Copy every line in the records below that contains the word "this".

....

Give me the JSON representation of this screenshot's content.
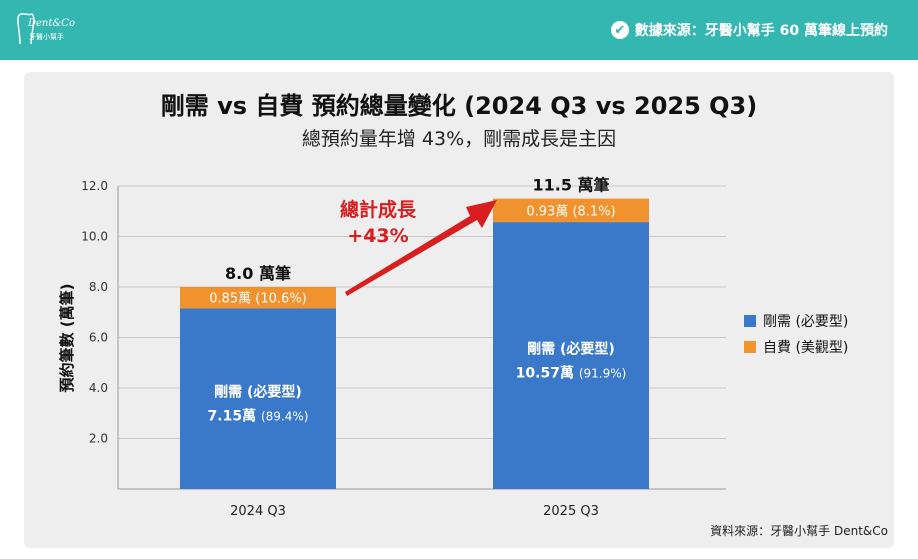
{
  "header": {
    "logo_text": "Dent&Co",
    "logo_sub": "牙醫小幫手",
    "source": "數據來源：牙醫小幫手 60 萬筆線上預約",
    "source_icon": "verified-check-icon",
    "color": "#35b7b1"
  },
  "chart_data": {
    "type": "bar",
    "stacked": true,
    "title": "剛需 vs 自費 預約總量變化 (2024 Q3 vs 2025 Q3)",
    "subtitle": "總預約量年增 43%，剛需成長是主因",
    "ylabel": "預約筆數 (萬筆)",
    "xlabel": "",
    "ylim": [
      0,
      12
    ],
    "yticks": [
      "2.0",
      "4.0",
      "6.0",
      "8.0",
      "10.0",
      "12.0"
    ],
    "grid": true,
    "categories": [
      "2024 Q3",
      "2025 Q3"
    ],
    "series": [
      {
        "name": "剛需 (必要型)",
        "color": "#3a78c9",
        "values": [
          7.15,
          10.57
        ],
        "labels": [
          [
            "剛需 (必要型)",
            "7.15萬",
            "(89.4%)"
          ],
          [
            "剛需 (必要型)",
            "10.57萬",
            "(91.9%)"
          ]
        ]
      },
      {
        "name": "自費 (美觀型)",
        "color": "#f0922e",
        "values": [
          0.85,
          0.93
        ],
        "labels": [
          [
            "0.85萬",
            "(10.6%)"
          ],
          [
            "0.93萬",
            "(8.1%)"
          ]
        ]
      }
    ],
    "totals": [
      "8.0 萬筆",
      "11.5 萬筆"
    ],
    "annotation": {
      "line1": "總計成長",
      "line2": "+43%",
      "color": "#d81e1e"
    },
    "legend_position": "right"
  },
  "footer": "資料來源：牙醫小幫手 Dent&Co"
}
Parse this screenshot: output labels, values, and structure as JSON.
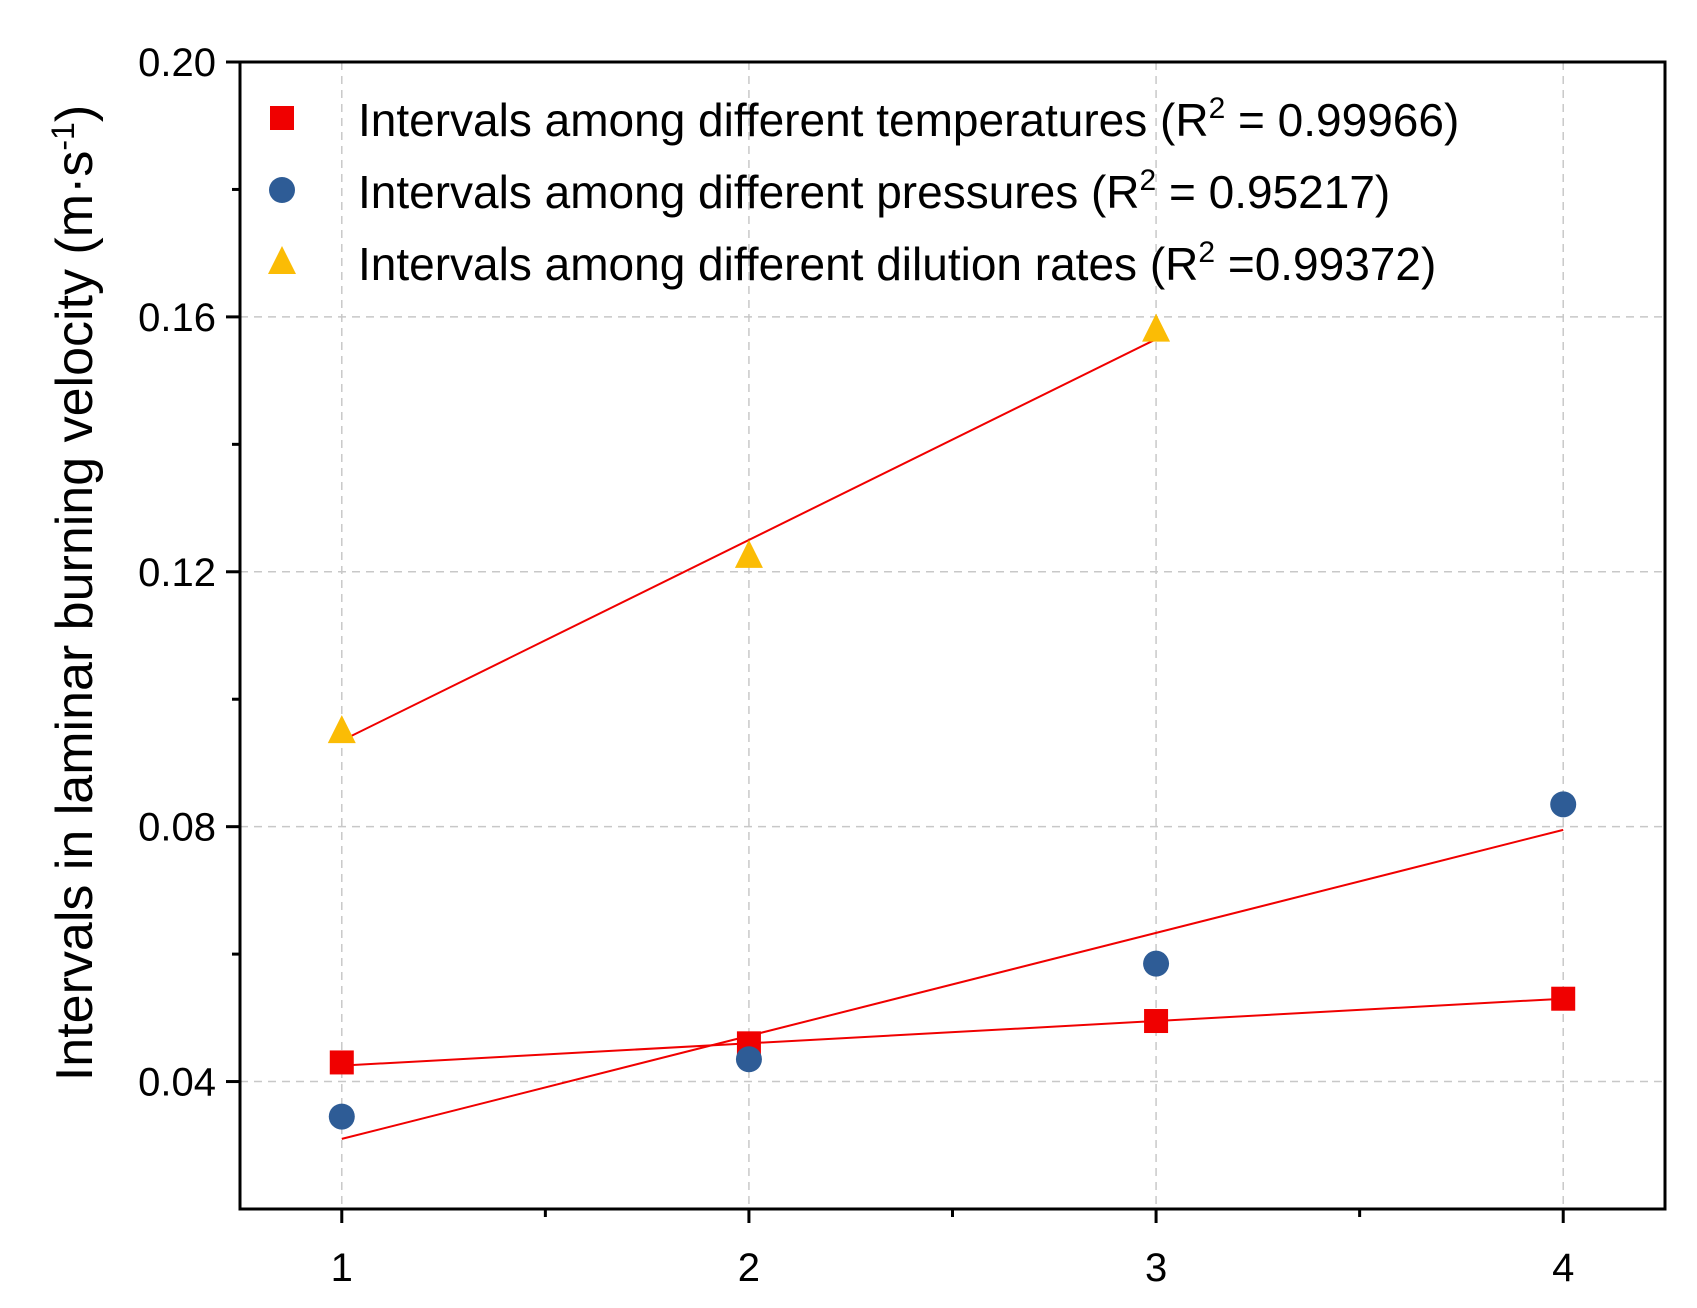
{
  "chart_data": {
    "type": "scatter",
    "title": "",
    "xlabel": "",
    "ylabel": "Intervals in laminar burning velocity (m·s",
    "ylabel_sup": "-1",
    "ylabel_close": ")",
    "xlim": [
      0.75,
      4.25
    ],
    "ylim": [
      0.02,
      0.2
    ],
    "x_ticks": [
      1,
      2,
      3,
      4
    ],
    "x_tick_labels": [
      "1",
      "2",
      "3",
      "4"
    ],
    "y_ticks": [
      0.04,
      0.08,
      0.12,
      0.16,
      0.2
    ],
    "y_tick_labels": [
      "0.04",
      "0.08",
      "0.12",
      "0.16",
      "0.20"
    ],
    "y_minor_ticks": [
      0.06,
      0.1,
      0.14,
      0.18
    ],
    "x_minor_ticks": [
      1.5,
      2.5,
      3.5
    ],
    "grid": true,
    "legend_position": "top-left",
    "fit_color": "#f00000",
    "series": [
      {
        "name": "temperatures",
        "legend_prefix": "Intervals among different temperatures (R",
        "legend_sup": "2",
        "legend_suffix": " = 0.99966)",
        "marker": "square",
        "color": "#f00000",
        "x": [
          1,
          2,
          3,
          4
        ],
        "y": [
          0.043,
          0.046,
          0.0495,
          0.053
        ],
        "fit": {
          "x": [
            1,
            4
          ],
          "y": [
            0.0425,
            0.053
          ]
        }
      },
      {
        "name": "pressures",
        "legend_prefix": "Intervals among different pressures (R",
        "legend_sup": "2",
        "legend_suffix": " = 0.95217)",
        "marker": "circle",
        "color": "#2e5c96",
        "x": [
          1,
          2,
          3,
          4
        ],
        "y": [
          0.0345,
          0.0435,
          0.0585,
          0.0835
        ],
        "fit": {
          "x": [
            1,
            4
          ],
          "y": [
            0.031,
            0.0795
          ]
        }
      },
      {
        "name": "dilution rates",
        "legend_prefix": "Intervals among different dilution rates (R",
        "legend_sup": "2",
        "legend_suffix": " =0.99372)",
        "marker": "triangle",
        "color": "#fbbc05",
        "x": [
          1,
          2,
          3
        ],
        "y": [
          0.095,
          0.1225,
          0.158
        ],
        "fit": {
          "x": [
            1,
            3
          ],
          "y": [
            0.0935,
            0.1565
          ]
        }
      }
    ]
  }
}
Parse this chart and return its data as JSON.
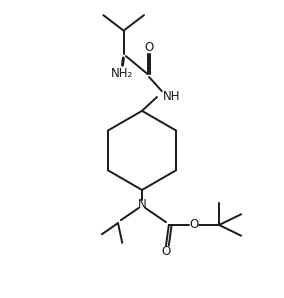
{
  "bg_color": "#ffffff",
  "line_color": "#1a1a1a",
  "line_width": 1.4,
  "font_size": 8.5,
  "figsize": [
    2.84,
    2.98
  ],
  "dpi": 100,
  "xlim": [
    0,
    10
  ],
  "ylim": [
    0,
    10.5
  ]
}
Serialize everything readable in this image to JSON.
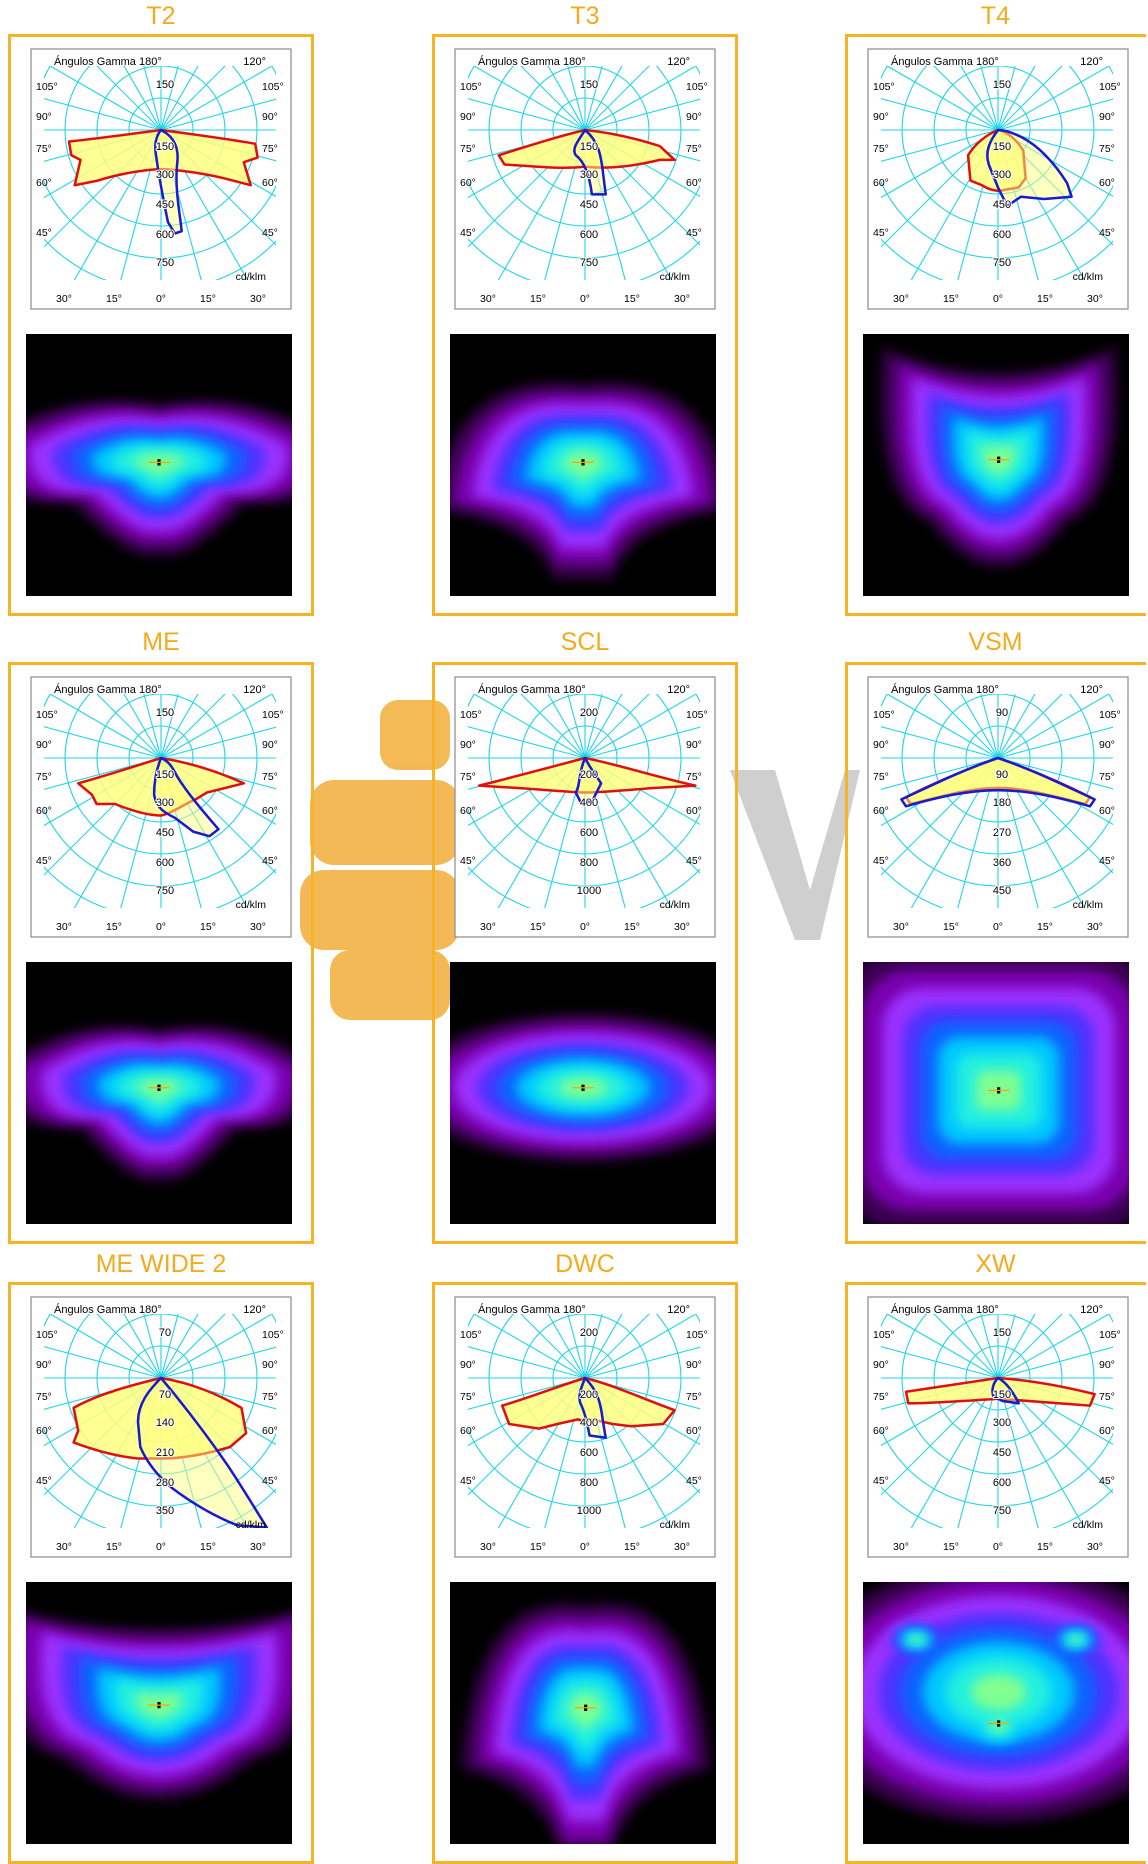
{
  "brand_color": "#F5B325",
  "title_color": "#F5AA1E",
  "panels": [
    {
      "title": "T2",
      "top_label": "Ángulos Gamma  180°",
      "top_right": "120°",
      "unit": "cd/klm",
      "radial": [
        "150",
        "150",
        "300",
        "450",
        "600",
        "750"
      ],
      "left_angles": [
        "105°",
        "90°",
        "75°",
        "60°",
        "45°"
      ],
      "right_angles": [
        "105°",
        "90°",
        "75°",
        "60°",
        "45°"
      ],
      "bottom_angles": [
        "30°",
        "15°",
        "0°",
        "15°",
        "30°"
      ],
      "variant": "t2"
    },
    {
      "title": "T3",
      "top_label": "Ángulos Gamma  180°",
      "top_right": "120°",
      "unit": "cd/klm",
      "radial": [
        "150",
        "150",
        "300",
        "450",
        "600",
        "750"
      ],
      "left_angles": [
        "105°",
        "90°",
        "75°",
        "60°",
        "45°"
      ],
      "right_angles": [
        "105°",
        "90°",
        "75°",
        "60°",
        "45°"
      ],
      "bottom_angles": [
        "30°",
        "15°",
        "0°",
        "15°",
        "30°"
      ],
      "variant": "t3"
    },
    {
      "title": "T4",
      "top_label": "Ángulos Gamma  180°",
      "top_right": "120°",
      "unit": "cd/klm",
      "radial": [
        "150",
        "150",
        "300",
        "450",
        "600",
        "750"
      ],
      "left_angles": [
        "105°",
        "90°",
        "75°",
        "60°",
        "45°"
      ],
      "right_angles": [
        "105°",
        "90°",
        "75°",
        "60°",
        "45°"
      ],
      "bottom_angles": [
        "30°",
        "15°",
        "0°",
        "15°",
        "30°"
      ],
      "variant": "t4"
    },
    {
      "title": "ME",
      "top_label": "Ángulos Gamma  180°",
      "top_right": "120°",
      "unit": "cd/klm",
      "radial": [
        "150",
        "150",
        "300",
        "450",
        "600",
        "750"
      ],
      "left_angles": [
        "105°",
        "90°",
        "75°",
        "60°",
        "45°"
      ],
      "right_angles": [
        "105°",
        "90°",
        "75°",
        "60°",
        "45°"
      ],
      "bottom_angles": [
        "30°",
        "15°",
        "0°",
        "15°",
        "30°"
      ],
      "variant": "me"
    },
    {
      "title": "SCL",
      "top_label": "Ángulos Gamma  180°",
      "top_right": "120°",
      "unit": "cd/klm",
      "radial": [
        "200",
        "200",
        "400",
        "600",
        "800",
        "1000"
      ],
      "left_angles": [
        "105°",
        "90°",
        "75°",
        "60°",
        "45°"
      ],
      "right_angles": [
        "105°",
        "90°",
        "75°",
        "60°",
        "45°"
      ],
      "bottom_angles": [
        "30°",
        "15°",
        "0°",
        "15°",
        "30°"
      ],
      "variant": "scl"
    },
    {
      "title": "VSM",
      "top_label": "Ángulos Gamma  180°",
      "top_right": "120°",
      "unit": "cd/klm",
      "radial": [
        "90",
        "90",
        "180",
        "270",
        "360",
        "450"
      ],
      "left_angles": [
        "105°",
        "90°",
        "75°",
        "60°",
        "45°"
      ],
      "right_angles": [
        "105°",
        "90°",
        "75°",
        "60°",
        "45°"
      ],
      "bottom_angles": [
        "30°",
        "15°",
        "0°",
        "15°",
        "30°"
      ],
      "variant": "vsm"
    },
    {
      "title": "ME WIDE 2",
      "top_label": "Ángulos Gamma  180°",
      "top_right": "120°",
      "unit": "cd/klm",
      "radial": [
        "70",
        "70",
        "140",
        "210",
        "280",
        "350"
      ],
      "left_angles": [
        "105°",
        "90°",
        "75°",
        "60°",
        "45°"
      ],
      "right_angles": [
        "105°",
        "90°",
        "75°",
        "60°",
        "45°"
      ],
      "bottom_angles": [
        "30°",
        "15°",
        "0°",
        "15°",
        "30°"
      ],
      "variant": "mewide"
    },
    {
      "title": "DWC",
      "top_label": "Ángulos Gamma  180°",
      "top_right": "120°",
      "unit": "cd/klm",
      "radial": [
        "200",
        "200",
        "400",
        "600",
        "800",
        "1000"
      ],
      "left_angles": [
        "105°",
        "90°",
        "75°",
        "60°",
        "45°"
      ],
      "right_angles": [
        "105°",
        "90°",
        "75°",
        "60°",
        "45°"
      ],
      "bottom_angles": [
        "30°",
        "15°",
        "0°",
        "15°",
        "30°"
      ],
      "variant": "dwc"
    },
    {
      "title": "XW",
      "top_label": "Ángulos Gamma  180°",
      "top_right": "120°",
      "unit": "cd/klm",
      "radial": [
        "150",
        "150",
        "300",
        "450",
        "600",
        "750"
      ],
      "left_angles": [
        "105°",
        "90°",
        "75°",
        "60°",
        "45°"
      ],
      "right_angles": [
        "105°",
        "90°",
        "75°",
        "60°",
        "45°"
      ],
      "bottom_angles": [
        "30°",
        "15°",
        "0°",
        "15°",
        "30°"
      ],
      "variant": "xw"
    }
  ]
}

....

- Reply to the task:
Give me the JSON representation of this screenshot's content.
Parse this screenshot: output labels, values, and structure as JSON.
Parse this chart and return its data as JSON.
Serialize everything readable in this image to JSON.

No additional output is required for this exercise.